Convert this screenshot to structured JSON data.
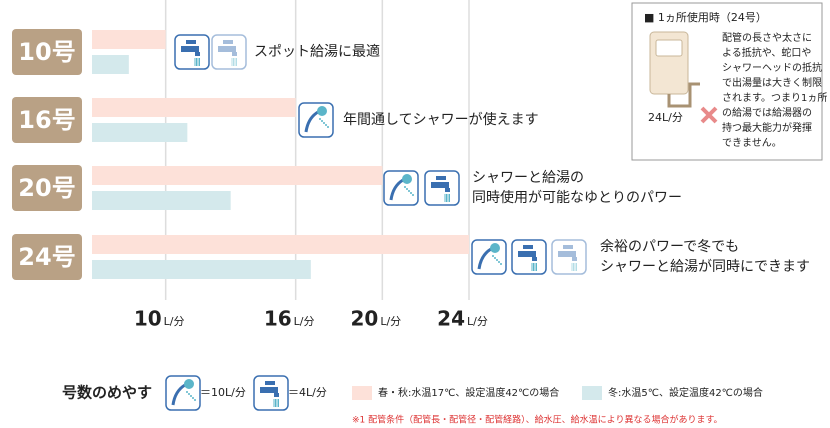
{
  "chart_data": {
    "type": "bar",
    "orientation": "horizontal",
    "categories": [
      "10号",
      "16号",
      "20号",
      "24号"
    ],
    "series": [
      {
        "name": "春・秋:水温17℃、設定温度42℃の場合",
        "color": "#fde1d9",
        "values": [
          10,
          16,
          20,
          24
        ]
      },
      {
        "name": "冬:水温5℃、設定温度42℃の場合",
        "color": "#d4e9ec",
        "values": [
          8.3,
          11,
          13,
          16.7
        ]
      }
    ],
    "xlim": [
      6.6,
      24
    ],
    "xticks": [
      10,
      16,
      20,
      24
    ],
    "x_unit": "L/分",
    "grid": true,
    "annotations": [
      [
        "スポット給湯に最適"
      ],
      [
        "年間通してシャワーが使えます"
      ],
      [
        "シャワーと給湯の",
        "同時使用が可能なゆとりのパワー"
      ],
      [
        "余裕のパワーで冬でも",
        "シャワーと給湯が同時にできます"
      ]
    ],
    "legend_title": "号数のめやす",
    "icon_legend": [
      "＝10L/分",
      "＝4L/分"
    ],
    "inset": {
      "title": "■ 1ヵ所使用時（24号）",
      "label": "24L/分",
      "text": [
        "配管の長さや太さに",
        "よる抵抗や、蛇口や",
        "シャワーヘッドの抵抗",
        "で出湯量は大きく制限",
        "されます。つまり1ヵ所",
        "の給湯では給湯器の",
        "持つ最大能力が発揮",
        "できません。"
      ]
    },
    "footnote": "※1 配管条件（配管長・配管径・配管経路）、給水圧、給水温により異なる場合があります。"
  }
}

...

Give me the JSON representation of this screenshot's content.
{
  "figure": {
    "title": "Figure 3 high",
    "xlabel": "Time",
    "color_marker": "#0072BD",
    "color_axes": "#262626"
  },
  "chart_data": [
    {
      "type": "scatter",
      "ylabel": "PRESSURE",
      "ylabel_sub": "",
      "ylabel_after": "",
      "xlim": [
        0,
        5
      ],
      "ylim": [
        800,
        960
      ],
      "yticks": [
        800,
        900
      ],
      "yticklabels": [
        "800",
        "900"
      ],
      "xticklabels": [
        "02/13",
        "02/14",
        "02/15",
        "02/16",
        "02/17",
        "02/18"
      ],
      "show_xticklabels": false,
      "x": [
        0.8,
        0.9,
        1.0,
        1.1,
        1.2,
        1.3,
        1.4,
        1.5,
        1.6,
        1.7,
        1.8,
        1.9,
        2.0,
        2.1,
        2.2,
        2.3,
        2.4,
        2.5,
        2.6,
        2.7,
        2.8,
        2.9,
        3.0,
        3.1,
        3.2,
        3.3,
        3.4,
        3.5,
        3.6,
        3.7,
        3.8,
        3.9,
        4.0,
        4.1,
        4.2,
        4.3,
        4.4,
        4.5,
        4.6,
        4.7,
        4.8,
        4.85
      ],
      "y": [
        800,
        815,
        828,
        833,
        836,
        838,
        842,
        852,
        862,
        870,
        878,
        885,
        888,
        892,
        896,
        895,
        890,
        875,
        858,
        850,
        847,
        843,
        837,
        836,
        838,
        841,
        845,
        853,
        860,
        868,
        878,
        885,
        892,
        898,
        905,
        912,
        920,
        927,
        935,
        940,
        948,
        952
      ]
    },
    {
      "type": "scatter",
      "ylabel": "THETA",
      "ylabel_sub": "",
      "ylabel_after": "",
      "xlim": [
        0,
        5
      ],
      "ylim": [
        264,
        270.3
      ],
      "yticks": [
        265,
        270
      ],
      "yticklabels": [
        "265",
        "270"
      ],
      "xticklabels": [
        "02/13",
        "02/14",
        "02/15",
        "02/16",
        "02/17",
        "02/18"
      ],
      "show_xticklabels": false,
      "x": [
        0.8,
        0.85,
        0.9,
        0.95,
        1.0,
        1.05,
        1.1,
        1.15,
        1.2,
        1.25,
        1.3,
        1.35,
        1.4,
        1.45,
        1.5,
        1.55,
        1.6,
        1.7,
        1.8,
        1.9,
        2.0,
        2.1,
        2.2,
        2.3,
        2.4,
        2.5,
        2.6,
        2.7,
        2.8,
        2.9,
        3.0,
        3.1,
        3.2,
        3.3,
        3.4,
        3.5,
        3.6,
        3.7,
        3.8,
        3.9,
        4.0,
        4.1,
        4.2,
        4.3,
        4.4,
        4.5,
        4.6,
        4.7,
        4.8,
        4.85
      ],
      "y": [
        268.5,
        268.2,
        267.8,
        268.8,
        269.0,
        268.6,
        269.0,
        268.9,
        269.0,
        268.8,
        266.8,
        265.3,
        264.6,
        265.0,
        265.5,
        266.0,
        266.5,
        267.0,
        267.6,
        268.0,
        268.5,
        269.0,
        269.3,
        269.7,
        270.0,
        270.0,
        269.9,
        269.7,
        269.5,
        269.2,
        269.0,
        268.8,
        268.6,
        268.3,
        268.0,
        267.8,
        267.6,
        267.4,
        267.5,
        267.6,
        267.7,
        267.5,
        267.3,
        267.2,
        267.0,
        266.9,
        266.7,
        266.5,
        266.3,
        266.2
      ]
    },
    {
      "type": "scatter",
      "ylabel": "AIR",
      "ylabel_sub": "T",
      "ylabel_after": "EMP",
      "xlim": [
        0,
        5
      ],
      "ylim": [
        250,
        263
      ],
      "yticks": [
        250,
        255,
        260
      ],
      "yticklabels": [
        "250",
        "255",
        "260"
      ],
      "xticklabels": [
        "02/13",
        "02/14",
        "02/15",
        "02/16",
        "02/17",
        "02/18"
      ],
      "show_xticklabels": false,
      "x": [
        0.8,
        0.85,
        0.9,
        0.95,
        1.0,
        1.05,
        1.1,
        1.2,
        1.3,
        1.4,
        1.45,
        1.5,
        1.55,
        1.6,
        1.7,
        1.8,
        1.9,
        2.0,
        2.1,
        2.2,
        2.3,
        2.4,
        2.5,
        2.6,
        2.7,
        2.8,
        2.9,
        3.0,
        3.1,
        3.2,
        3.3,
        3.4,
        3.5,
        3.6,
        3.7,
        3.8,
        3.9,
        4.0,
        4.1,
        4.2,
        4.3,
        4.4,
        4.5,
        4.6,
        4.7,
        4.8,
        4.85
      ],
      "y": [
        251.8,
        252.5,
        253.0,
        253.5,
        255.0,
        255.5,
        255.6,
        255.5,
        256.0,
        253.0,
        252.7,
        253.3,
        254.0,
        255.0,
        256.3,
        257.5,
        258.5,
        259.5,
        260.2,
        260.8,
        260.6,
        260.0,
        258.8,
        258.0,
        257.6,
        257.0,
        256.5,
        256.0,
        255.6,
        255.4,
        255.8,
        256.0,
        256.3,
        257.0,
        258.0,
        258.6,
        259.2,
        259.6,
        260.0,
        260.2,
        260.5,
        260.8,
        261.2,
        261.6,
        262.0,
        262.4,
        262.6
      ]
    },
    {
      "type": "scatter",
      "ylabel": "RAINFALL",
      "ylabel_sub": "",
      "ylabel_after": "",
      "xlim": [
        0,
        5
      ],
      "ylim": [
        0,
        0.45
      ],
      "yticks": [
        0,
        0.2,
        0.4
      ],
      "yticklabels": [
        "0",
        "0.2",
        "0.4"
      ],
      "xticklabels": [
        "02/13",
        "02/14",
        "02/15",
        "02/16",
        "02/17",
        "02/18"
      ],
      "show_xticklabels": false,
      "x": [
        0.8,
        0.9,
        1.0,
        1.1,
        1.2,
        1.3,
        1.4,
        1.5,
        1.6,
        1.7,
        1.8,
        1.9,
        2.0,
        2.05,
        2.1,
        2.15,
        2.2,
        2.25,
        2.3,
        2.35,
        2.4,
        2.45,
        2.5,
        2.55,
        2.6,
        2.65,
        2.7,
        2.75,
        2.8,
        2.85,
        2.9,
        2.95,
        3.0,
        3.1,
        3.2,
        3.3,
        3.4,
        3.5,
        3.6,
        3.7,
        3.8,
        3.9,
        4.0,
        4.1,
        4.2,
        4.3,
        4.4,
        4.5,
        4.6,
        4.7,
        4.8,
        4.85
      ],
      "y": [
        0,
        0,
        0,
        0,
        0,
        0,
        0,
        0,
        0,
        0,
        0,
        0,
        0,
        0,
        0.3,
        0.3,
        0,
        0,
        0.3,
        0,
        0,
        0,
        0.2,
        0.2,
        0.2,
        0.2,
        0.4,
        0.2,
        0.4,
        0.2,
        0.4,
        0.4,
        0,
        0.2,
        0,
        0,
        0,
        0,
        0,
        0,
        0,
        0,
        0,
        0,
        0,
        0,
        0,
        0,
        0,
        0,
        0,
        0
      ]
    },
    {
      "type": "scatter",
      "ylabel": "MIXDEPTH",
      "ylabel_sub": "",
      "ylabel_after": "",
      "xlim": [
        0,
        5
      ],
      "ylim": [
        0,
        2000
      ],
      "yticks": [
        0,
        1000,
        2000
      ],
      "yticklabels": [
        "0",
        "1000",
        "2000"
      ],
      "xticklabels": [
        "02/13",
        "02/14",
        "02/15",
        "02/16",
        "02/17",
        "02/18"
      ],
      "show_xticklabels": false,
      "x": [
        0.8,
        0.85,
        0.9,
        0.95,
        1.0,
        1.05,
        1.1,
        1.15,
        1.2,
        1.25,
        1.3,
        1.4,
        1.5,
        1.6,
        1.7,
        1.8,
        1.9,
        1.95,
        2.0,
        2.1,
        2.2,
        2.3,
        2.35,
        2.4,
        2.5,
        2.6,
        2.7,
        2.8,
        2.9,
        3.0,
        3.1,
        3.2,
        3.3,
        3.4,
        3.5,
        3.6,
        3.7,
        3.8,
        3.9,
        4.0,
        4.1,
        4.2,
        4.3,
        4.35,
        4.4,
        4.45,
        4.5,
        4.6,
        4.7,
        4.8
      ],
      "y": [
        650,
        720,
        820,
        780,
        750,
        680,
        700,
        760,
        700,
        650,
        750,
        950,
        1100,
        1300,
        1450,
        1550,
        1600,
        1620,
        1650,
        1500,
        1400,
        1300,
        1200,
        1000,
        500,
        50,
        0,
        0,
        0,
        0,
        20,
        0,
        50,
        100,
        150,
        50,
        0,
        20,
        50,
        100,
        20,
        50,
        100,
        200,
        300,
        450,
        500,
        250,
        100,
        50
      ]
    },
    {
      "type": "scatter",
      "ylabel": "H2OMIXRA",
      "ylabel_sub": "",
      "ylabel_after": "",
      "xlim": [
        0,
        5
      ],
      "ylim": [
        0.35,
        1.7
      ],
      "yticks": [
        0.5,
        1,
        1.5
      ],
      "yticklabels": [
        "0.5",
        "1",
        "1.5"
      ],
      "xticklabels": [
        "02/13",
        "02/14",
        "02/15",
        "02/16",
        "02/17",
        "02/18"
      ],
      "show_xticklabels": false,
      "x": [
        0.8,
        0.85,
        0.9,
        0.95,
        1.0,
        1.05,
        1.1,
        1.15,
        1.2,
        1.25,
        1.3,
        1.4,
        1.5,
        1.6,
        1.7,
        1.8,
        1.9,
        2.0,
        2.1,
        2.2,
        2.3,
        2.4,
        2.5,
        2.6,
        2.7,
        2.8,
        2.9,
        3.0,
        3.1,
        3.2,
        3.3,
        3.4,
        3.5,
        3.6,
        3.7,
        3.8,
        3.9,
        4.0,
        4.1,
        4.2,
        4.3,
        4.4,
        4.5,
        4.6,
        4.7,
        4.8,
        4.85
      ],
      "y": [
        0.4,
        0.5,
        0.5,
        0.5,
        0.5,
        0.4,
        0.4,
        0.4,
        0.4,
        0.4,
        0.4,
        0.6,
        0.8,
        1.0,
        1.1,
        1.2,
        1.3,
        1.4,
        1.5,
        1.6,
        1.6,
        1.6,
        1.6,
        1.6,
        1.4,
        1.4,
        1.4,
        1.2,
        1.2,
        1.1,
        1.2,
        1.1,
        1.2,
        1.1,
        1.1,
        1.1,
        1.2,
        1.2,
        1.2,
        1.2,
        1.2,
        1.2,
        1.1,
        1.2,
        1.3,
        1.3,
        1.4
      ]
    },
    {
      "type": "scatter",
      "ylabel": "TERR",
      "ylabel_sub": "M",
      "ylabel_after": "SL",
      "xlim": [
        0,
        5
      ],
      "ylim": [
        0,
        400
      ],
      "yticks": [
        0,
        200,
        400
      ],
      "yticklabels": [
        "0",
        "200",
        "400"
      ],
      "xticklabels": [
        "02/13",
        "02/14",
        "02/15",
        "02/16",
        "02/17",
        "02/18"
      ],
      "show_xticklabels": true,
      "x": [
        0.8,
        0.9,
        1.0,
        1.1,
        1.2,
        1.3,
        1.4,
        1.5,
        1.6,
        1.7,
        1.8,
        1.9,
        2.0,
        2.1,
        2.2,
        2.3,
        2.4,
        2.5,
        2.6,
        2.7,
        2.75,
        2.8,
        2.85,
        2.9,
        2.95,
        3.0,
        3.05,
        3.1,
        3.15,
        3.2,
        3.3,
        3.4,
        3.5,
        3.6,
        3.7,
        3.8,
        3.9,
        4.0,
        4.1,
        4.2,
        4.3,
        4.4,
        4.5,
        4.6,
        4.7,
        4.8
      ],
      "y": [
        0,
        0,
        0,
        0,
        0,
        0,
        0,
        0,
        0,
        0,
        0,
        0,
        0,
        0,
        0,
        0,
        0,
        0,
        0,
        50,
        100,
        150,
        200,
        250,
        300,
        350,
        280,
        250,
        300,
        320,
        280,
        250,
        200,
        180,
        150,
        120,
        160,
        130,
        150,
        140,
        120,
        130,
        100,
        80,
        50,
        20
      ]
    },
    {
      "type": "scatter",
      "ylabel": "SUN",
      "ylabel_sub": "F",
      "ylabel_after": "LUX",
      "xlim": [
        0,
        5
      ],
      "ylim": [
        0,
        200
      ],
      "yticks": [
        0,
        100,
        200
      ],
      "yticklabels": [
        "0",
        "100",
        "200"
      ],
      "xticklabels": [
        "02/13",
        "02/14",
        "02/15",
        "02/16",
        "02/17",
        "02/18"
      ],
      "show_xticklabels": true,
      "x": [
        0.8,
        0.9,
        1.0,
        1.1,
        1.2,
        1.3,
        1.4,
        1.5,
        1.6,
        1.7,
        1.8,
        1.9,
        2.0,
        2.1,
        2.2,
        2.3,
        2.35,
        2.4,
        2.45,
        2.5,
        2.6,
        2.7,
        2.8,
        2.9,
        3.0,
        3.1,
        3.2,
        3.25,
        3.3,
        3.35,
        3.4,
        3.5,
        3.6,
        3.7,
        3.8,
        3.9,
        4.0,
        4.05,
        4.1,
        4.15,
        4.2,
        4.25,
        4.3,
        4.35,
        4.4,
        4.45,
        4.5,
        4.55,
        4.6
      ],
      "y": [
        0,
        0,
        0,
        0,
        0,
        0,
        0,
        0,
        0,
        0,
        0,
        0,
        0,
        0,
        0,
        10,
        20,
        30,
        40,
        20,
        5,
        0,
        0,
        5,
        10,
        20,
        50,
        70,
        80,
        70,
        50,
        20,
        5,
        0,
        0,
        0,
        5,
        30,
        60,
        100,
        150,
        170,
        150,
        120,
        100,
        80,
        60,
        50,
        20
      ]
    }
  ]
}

Written problem: Which lines include the word "this"? Copy every one of them.

Solution:
Convert this screenshot to structured JSON data.
Give me the JSON representation of this screenshot's content.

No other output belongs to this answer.